• **GIVEN EXERCISE**
Copy every line of the material below word for word.

• **RECORDS**
╭──

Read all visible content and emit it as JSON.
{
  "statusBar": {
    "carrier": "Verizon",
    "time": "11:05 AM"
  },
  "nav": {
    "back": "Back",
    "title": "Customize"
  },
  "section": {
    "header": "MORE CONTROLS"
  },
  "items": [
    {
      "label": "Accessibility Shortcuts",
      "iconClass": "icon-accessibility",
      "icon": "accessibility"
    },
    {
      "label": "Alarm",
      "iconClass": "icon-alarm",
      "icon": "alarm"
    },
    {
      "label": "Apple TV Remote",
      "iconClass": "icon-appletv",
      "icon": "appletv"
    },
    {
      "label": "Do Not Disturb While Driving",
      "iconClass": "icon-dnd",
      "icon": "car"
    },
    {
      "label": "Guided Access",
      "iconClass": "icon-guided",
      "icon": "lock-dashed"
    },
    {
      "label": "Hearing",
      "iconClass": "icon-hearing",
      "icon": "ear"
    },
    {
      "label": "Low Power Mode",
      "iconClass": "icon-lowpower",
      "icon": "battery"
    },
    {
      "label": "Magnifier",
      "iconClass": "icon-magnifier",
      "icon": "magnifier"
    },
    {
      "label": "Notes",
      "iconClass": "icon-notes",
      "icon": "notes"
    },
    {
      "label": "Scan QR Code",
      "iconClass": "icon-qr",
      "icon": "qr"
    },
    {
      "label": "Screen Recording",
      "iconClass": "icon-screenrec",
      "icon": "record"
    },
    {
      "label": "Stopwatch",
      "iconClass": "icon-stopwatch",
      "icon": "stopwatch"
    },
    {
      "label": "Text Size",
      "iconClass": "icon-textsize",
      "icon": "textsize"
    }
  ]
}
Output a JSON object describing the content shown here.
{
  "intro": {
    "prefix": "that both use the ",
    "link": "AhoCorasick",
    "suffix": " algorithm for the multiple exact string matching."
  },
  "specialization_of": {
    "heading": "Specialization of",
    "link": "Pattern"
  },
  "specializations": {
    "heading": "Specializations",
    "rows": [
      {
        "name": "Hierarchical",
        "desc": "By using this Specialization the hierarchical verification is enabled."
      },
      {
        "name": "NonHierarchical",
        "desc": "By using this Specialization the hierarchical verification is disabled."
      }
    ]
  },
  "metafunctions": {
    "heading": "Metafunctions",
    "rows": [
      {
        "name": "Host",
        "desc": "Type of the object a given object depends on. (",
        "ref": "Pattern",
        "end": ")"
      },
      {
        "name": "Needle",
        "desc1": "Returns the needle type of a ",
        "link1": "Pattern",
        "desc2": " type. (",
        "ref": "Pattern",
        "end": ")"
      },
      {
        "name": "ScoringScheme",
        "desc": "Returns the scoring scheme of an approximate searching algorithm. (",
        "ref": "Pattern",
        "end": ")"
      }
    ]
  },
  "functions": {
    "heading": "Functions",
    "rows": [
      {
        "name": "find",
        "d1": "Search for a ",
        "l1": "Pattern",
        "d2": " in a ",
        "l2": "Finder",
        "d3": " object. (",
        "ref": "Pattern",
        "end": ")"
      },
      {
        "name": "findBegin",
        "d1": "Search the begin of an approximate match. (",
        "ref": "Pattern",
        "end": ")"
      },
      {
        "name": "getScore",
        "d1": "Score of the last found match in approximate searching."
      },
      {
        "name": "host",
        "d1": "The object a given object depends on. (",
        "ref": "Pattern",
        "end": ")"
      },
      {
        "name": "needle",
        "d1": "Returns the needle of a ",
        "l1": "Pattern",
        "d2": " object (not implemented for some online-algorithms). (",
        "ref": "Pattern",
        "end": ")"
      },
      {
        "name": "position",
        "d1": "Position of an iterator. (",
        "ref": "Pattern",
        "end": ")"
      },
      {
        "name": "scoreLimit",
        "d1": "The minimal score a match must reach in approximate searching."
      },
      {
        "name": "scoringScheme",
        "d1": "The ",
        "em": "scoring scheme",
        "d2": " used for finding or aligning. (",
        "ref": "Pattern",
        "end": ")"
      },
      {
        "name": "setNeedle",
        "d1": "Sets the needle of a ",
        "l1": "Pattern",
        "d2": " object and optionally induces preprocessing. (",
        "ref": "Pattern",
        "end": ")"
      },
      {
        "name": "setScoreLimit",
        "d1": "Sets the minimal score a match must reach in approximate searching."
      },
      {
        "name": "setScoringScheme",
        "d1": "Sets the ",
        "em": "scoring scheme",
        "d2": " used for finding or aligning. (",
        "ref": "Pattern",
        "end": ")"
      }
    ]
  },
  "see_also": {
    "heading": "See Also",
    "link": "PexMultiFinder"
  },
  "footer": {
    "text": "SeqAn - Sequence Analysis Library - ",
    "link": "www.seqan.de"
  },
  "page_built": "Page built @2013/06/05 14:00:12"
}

╰──

• **FINISHED EXERCISE**
Read all visible content and emit it as JSON.
{
  "statusBar": {
    "carrier": "Verizon",
    "time": "11:05 AM"
  },
  "nav": {
    "back": "Back",
    "title": "Customize"
  },
  "section": {
    "header": "MORE CONTROLS"
  },
  "items": [
    {
      "label": "Accessibility Shortcuts",
      "iconClass": "icon-accessibility",
      "icon": "accessibility"
    },
    {
      "label": "Alarm",
      "iconClass": "icon-alarm",
      "icon": "alarm"
    },
    {
      "label": "Apple TV Remote",
      "iconClass": "icon-appletv",
      "icon": "appletv"
    },
    {
      "label": "Do Not Disturb While Driving",
      "iconClass": "icon-dnd",
      "icon": "car"
    },
    {
      "label": "Guided Access",
      "iconClass": "icon-guided",
      "icon": "lock-dashed"
    },
    {
      "label": "Hearing",
      "iconClass": "icon-hearing",
      "icon": "ear"
    },
    {
      "label": "Low Power Mode",
      "iconClass": "icon-lowpower",
      "icon": "battery"
    },
    {
      "label": "Magnifier",
      "iconClass": "icon-magnifier",
      "icon": "magnifier"
    },
    {
      "label": "Notes",
      "iconClass": "icon-notes",
      "icon": "notes"
    },
    {
      "label": "Scan QR Code",
      "iconClass": "icon-qr",
      "icon": "qr"
    },
    {
      "label": "Screen Recording",
      "iconClass": "icon-screenrec",
      "icon": "record"
    },
    {
      "label": "Stopwatch",
      "iconClass": "icon-stopwatch",
      "icon": "stopwatch"
    },
    {
      "label": "Text Size",
      "iconClass": "icon-textsize",
      "icon": "textsize"
    }
  ]
}
Output a JSON object describing the content shown here.
{
  "intro": {
    "prefix": "that both use the ",
    "link": "AhoCorasick",
    "suffix": " algorithm for the multiple exact string matching."
  },
  "specialization_of": {
    "heading": "Specialization of",
    "link": "Pattern"
  },
  "specializations": {
    "heading": "Specializations",
    "rows": [
      {
        "name": "Hierarchical",
        "desc": "By using this Specialization the hierarchical verification is enabled."
      },
      {
        "name": "NonHierarchical",
        "desc": "By using this Specialization the hierarchical verification is disabled."
      }
    ]
  },
  "metafunctions": {
    "heading": "Metafunctions",
    "rows": [
      {
        "name": "Host",
        "desc": "Type of the object a given object depends on. (",
        "ref": "Pattern",
        "end": ")"
      },
      {
        "name": "Needle",
        "desc1": "Returns the needle type of a ",
        "link1": "Pattern",
        "desc2": " type. (",
        "ref": "Pattern",
        "end": ")"
      },
      {
        "name": "ScoringScheme",
        "desc": "Returns the scoring scheme of an approximate searching algorithm. (",
        "ref": "Pattern",
        "end": ")"
      }
    ]
  },
  "functions": {
    "heading": "Functions",
    "rows": [
      {
        "name": "find",
        "d1": "Search for a ",
        "l1": "Pattern",
        "d2": " in a ",
        "l2": "Finder",
        "d3": " object. (",
        "ref": "Pattern",
        "end": ")"
      },
      {
        "name": "findBegin",
        "d1": "Search the begin of an approximate match. (",
        "ref": "Pattern",
        "end": ")"
      },
      {
        "name": "getScore",
        "d1": "Score of the last found match in approximate searching."
      },
      {
        "name": "host",
        "d1": "The object a given object depends on. (",
        "ref": "Pattern",
        "end": ")"
      },
      {
        "name": "needle",
        "d1": "Returns the needle of a ",
        "l1": "Pattern",
        "d2": " object (not implemented for some online-algorithms). (",
        "ref": "Pattern",
        "end": ")"
      },
      {
        "name": "position",
        "d1": "Position of an iterator. (",
        "ref": "Pattern",
        "end": ")"
      },
      {
        "name": "scoreLimit",
        "d1": "The minimal score a match must reach in approximate searching."
      },
      {
        "name": "scoringScheme",
        "d1": "The ",
        "em": "scoring scheme",
        "d2": " used for finding or aligning. (",
        "ref": "Pattern",
        "end": ")"
      },
      {
        "name": "setNeedle",
        "d1": "Sets the needle of a ",
        "l1": "Pattern",
        "d2": " object and optionally induces preprocessing. (",
        "ref": "Pattern",
        "end": ")"
      },
      {
        "name": "setScoreLimit",
        "d1": "Sets the minimal score a match must reach in approximate searching."
      },
      {
        "name": "setScoringScheme",
        "d1": "Sets the ",
        "em": "scoring scheme",
        "d2": " used for finding or aligning. (",
        "ref": "Pattern",
        "end": ")"
      }
    ]
  },
  "see_also": {
    "heading": "See Also",
    "link": "PexMultiFinder"
  },
  "footer": {
    "text": "SeqAn - Sequence Analysis Library - ",
    "link": "www.seqan.de"
  },
  "page_built": "Page built @2013/06/05 14:00:12"
}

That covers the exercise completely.